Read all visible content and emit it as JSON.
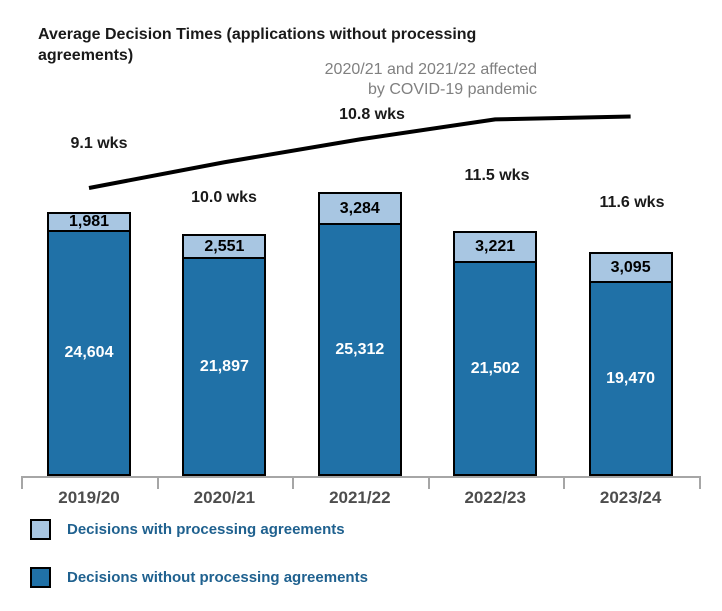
{
  "chart_data": {
    "type": "bar",
    "stacked": true,
    "title": "Average Decision Times (applications without processing agreements)",
    "annotation": {
      "line1": "2020/21 and 2021/22 affected",
      "line2": "by COVID-19 pandemic",
      "color": "#808080"
    },
    "categories": [
      "2019/20",
      "2020/21",
      "2021/22",
      "2022/23",
      "2023/24"
    ],
    "series": [
      {
        "name": "Decisions with processing agreements",
        "color": "#a8c6e2",
        "label_color": "#000000",
        "values": [
          1981,
          2551,
          3284,
          3221,
          3095
        ]
      },
      {
        "name": "Decisions without processing agreements",
        "color": "#2071a7",
        "label_color": "#ffffff",
        "values": [
          24604,
          21897,
          25312,
          21502,
          19470
        ]
      }
    ],
    "line": {
      "unit": "wks",
      "values": [
        9.1,
        10.0,
        10.8,
        11.5,
        11.6
      ],
      "labels": [
        "9.1 wks",
        "10.0 wks",
        "10.8 wks",
        "11.5 wks",
        "11.6 wks"
      ],
      "color": "#000000"
    },
    "grid": false,
    "legend_position": "bottom-left",
    "axis_color": "#a6a6a6",
    "category_label_color": "#4d4d4d",
    "xlabel": "",
    "ylabel": ""
  }
}
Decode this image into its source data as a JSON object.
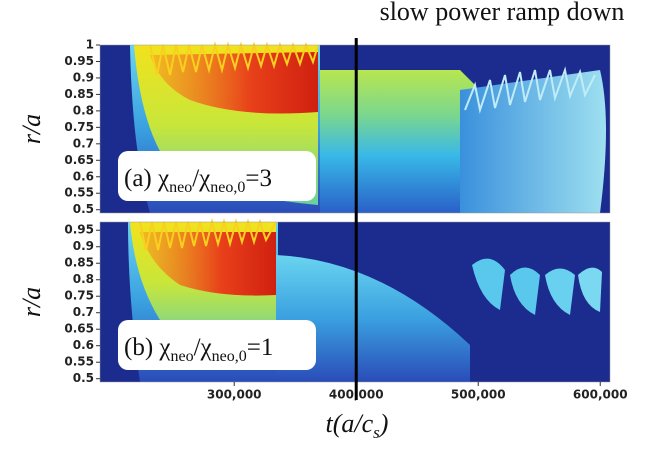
{
  "annotation": {
    "text": "slow power ramp down",
    "x": 400000
  },
  "chart_data": [
    {
      "type": "heatmap",
      "panel_label": {
        "prefix": "(a) χ",
        "sub1": "neo",
        "mid": "/χ",
        "sub2": "neo,0",
        "suffix": "=3"
      },
      "ylabel": "r/a",
      "xlim": [
        190000,
        608000
      ],
      "ylim": [
        0.49,
        1.0
      ],
      "yticks": [
        0.5,
        0.55,
        0.6,
        0.65,
        0.7,
        0.75,
        0.8,
        0.85,
        0.9,
        0.95,
        1
      ]
    },
    {
      "type": "heatmap",
      "panel_label": {
        "prefix": "(b) χ",
        "sub1": "neo",
        "mid": "/χ",
        "sub2": "neo,0",
        "suffix": "=1"
      },
      "ylabel": "r/a",
      "xlabel": {
        "main": "t(a/c",
        "sub": "s",
        "end": ")"
      },
      "xlim": [
        190000,
        608000
      ],
      "ylim": [
        0.49,
        0.975
      ],
      "yticks": [
        0.5,
        0.55,
        0.6,
        0.65,
        0.7,
        0.75,
        0.8,
        0.85,
        0.9,
        0.95
      ],
      "xticks": [
        {
          "value": 300000,
          "label": "300,000"
        },
        {
          "value": 400000,
          "label": "400,000"
        },
        {
          "value": 500000,
          "label": "500,000"
        },
        {
          "value": 600000,
          "label": "600,000"
        }
      ]
    }
  ]
}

**Your goal**
Copy out the data above exactly, except the pictures.

**Exercise solution**
Read all visible content and emit it as JSON.
{
  "chart_data": {
    "type": "bar",
    "stacked": true,
    "title": "Average Decision Times (applications without processing agreements)",
    "annotation": {
      "line1": "2020/21 and 2021/22 affected",
      "line2": "by COVID-19 pandemic",
      "color": "#808080"
    },
    "categories": [
      "2019/20",
      "2020/21",
      "2021/22",
      "2022/23",
      "2023/24"
    ],
    "series": [
      {
        "name": "Decisions with processing agreements",
        "color": "#a8c6e2",
        "label_color": "#000000",
        "values": [
          1981,
          2551,
          3284,
          3221,
          3095
        ]
      },
      {
        "name": "Decisions without processing agreements",
        "color": "#2071a7",
        "label_color": "#ffffff",
        "values": [
          24604,
          21897,
          25312,
          21502,
          19470
        ]
      }
    ],
    "line": {
      "unit": "wks",
      "values": [
        9.1,
        10.0,
        10.8,
        11.5,
        11.6
      ],
      "labels": [
        "9.1 wks",
        "10.0 wks",
        "10.8 wks",
        "11.5 wks",
        "11.6 wks"
      ],
      "color": "#000000"
    },
    "grid": false,
    "legend_position": "bottom-left",
    "axis_color": "#a6a6a6",
    "category_label_color": "#4d4d4d",
    "xlabel": "",
    "ylabel": ""
  }
}
Decode this image into its source data as a JSON object.
{
  "annotation": {
    "text": "slow power ramp down",
    "x": 400000
  },
  "chart_data": [
    {
      "type": "heatmap",
      "panel_label": {
        "prefix": "(a) χ",
        "sub1": "neo",
        "mid": "/χ",
        "sub2": "neo,0",
        "suffix": "=3"
      },
      "ylabel": "r/a",
      "xlim": [
        190000,
        608000
      ],
      "ylim": [
        0.49,
        1.0
      ],
      "yticks": [
        0.5,
        0.55,
        0.6,
        0.65,
        0.7,
        0.75,
        0.8,
        0.85,
        0.9,
        0.95,
        1
      ]
    },
    {
      "type": "heatmap",
      "panel_label": {
        "prefix": "(b) χ",
        "sub1": "neo",
        "mid": "/χ",
        "sub2": "neo,0",
        "suffix": "=1"
      },
      "ylabel": "r/a",
      "xlabel": {
        "main": "t(a/c",
        "sub": "s",
        "end": ")"
      },
      "xlim": [
        190000,
        608000
      ],
      "ylim": [
        0.49,
        0.975
      ],
      "yticks": [
        0.5,
        0.55,
        0.6,
        0.65,
        0.7,
        0.75,
        0.8,
        0.85,
        0.9,
        0.95
      ],
      "xticks": [
        {
          "value": 300000,
          "label": "300,000"
        },
        {
          "value": 400000,
          "label": "400,000"
        },
        {
          "value": 500000,
          "label": "500,000"
        },
        {
          "value": 600000,
          "label": "600,000"
        }
      ]
    }
  ]
}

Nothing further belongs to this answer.